• _Data for this exercise_:
▼
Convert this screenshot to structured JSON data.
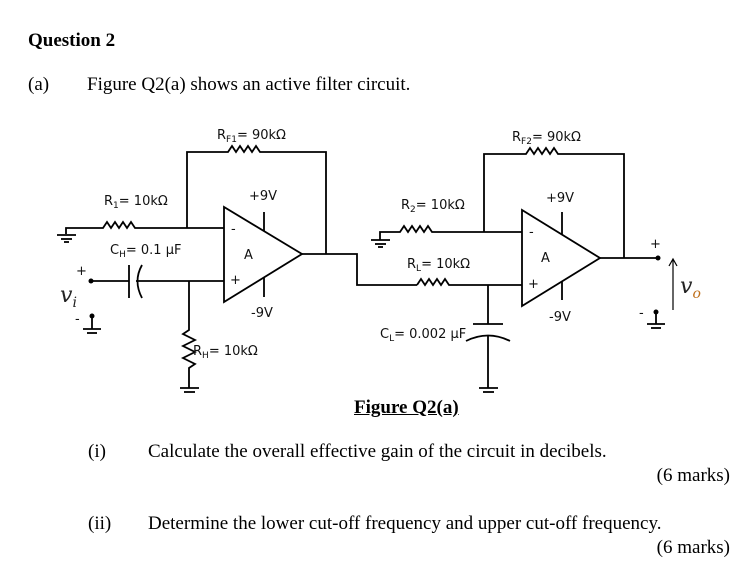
{
  "question": {
    "title": "Question 2",
    "part_label": "(a)",
    "part_text": "Figure Q2(a) shows an active filter circuit."
  },
  "figure": {
    "caption": "Figure Q2(a)",
    "components": {
      "rf1": {
        "name": "R",
        "sub": "F1",
        "value": "= 90kΩ"
      },
      "rf2": {
        "name": "R",
        "sub": "F2",
        "value": "= 90kΩ"
      },
      "r1": {
        "name": "R",
        "sub": "1",
        "value": "= 10kΩ"
      },
      "r2": {
        "name": "R",
        "sub": "2",
        "value": "= 10kΩ"
      },
      "rl": {
        "name": "R",
        "sub": "L",
        "value": "= 10kΩ"
      },
      "rh": {
        "name": "R",
        "sub": "H",
        "value": "= 10kΩ"
      },
      "ch": {
        "name": "C",
        "sub": "H",
        "value": "= 0.1 μF"
      },
      "cl": {
        "name": "C",
        "sub": "L",
        "value": "= 0.002 μF"
      }
    },
    "opamp1": {
      "label": "A",
      "vpos": "+9V",
      "vneg": "-9V",
      "inv": "-",
      "noninv": "+"
    },
    "opamp2": {
      "label": "A",
      "vpos": "+9V",
      "vneg": "-9V",
      "inv": "-",
      "noninv": "+"
    },
    "input": {
      "symbol": "v",
      "sub": "i",
      "plus": "+",
      "minus": "-"
    },
    "output": {
      "symbol": "v",
      "sub": "o",
      "plus": "+",
      "minus": "-"
    },
    "colors": {
      "output_subscript": "#c0701c"
    }
  },
  "subquestions": [
    {
      "label": "(i)",
      "text": "Calculate the overall effective gain of the circuit in decibels.",
      "marks": "(6 marks)"
    },
    {
      "label": "(ii)",
      "text": "Determine the lower cut-off frequency and upper cut-off frequency.",
      "marks": "(6 marks)"
    }
  ]
}
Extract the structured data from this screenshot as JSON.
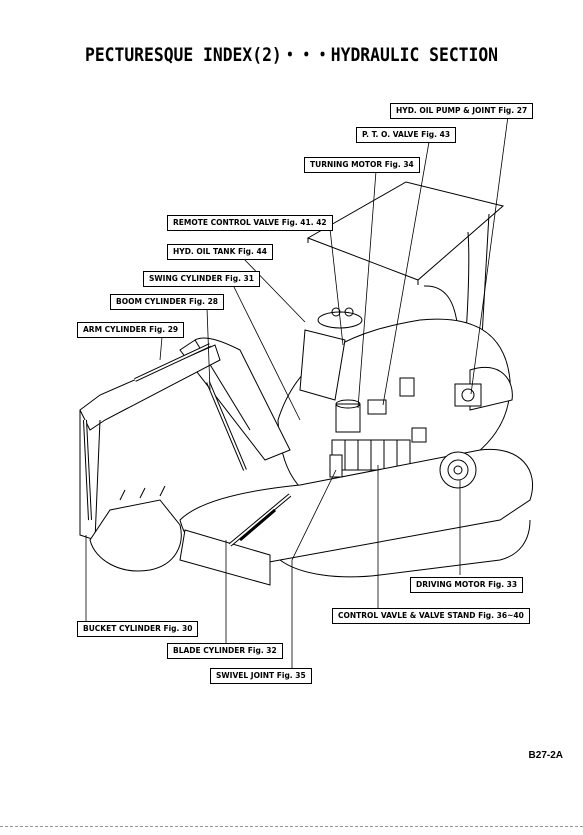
{
  "title": "PECTURESQUE INDEX(2)・・・HYDRAULIC SECTION",
  "page_code": "B27-2A",
  "labels": {
    "hyd_oil_pump": "HYD. OIL PUMP & JOINT Fig. 27",
    "pto_valve": "P. T. O. VALVE Fig. 43",
    "turning_motor": "TURNING MOTOR Fig. 34",
    "remote_control_valve": "REMOTE CONTROL VALVE Fig. 41. 42",
    "hyd_oil_tank": "HYD. OIL TANK Fig. 44",
    "swing_cylinder": "SWING CYLINDER Fig. 31",
    "boom_cylinder": "BOOM CYLINDER Fig. 28",
    "arm_cylinder": "ARM CYLINDER Fig. 29",
    "driving_motor": "DRIVING MOTOR Fig. 33",
    "control_valve": "CONTROL VAVLE & VALVE STAND Fig. 36~40",
    "bucket_cylinder": "BUCKET CYLINDER Fig. 30",
    "blade_cylinder": "BLADE CYLINDER Fig. 32",
    "swivel_joint": "SWIVEL JOINT Fig. 35"
  }
}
▲
Each line that has the word "CYLINDER" counts once. How many such lines are in the data? Give the number alone.

5